Recorded data
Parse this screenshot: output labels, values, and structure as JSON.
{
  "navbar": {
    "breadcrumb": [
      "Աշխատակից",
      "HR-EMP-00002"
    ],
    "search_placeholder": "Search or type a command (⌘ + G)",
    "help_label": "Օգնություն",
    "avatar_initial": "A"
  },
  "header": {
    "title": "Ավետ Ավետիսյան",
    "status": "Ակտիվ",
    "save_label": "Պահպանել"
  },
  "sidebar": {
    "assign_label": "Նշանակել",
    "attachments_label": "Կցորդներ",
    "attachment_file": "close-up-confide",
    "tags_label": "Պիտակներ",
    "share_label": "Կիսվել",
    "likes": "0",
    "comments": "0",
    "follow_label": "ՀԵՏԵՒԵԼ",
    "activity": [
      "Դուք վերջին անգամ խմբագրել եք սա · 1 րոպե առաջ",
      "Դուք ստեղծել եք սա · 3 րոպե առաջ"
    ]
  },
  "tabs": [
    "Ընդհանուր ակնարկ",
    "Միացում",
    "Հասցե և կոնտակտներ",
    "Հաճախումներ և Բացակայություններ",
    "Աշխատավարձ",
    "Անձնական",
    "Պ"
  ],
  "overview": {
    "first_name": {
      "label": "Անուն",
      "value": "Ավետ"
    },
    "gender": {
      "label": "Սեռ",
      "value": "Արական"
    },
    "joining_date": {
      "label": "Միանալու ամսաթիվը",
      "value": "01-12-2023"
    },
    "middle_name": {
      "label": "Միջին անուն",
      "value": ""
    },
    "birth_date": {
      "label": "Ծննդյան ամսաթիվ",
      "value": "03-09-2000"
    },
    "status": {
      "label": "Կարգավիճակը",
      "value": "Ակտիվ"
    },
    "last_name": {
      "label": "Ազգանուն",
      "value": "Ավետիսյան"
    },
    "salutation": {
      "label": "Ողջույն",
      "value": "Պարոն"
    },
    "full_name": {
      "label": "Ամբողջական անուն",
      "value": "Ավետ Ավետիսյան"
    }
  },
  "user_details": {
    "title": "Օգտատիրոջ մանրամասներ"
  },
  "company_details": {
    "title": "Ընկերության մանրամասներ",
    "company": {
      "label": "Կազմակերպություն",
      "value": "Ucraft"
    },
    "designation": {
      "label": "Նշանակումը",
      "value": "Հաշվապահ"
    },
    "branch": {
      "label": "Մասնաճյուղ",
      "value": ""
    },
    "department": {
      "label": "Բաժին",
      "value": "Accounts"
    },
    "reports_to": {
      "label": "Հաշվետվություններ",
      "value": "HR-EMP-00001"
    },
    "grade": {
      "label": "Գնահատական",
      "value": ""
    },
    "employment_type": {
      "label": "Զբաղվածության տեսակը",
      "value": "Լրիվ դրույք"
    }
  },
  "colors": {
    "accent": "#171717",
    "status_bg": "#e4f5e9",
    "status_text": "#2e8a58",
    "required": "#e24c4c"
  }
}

## Written request
From the entries above, extract every line where the word "Ավետիսյան" appears.

## Result for this exercise
    "title": "Ավետ Ավետիսյան",
      "value": "Ավետիսյան"
      "value": "Ավետ Ավետիսյան"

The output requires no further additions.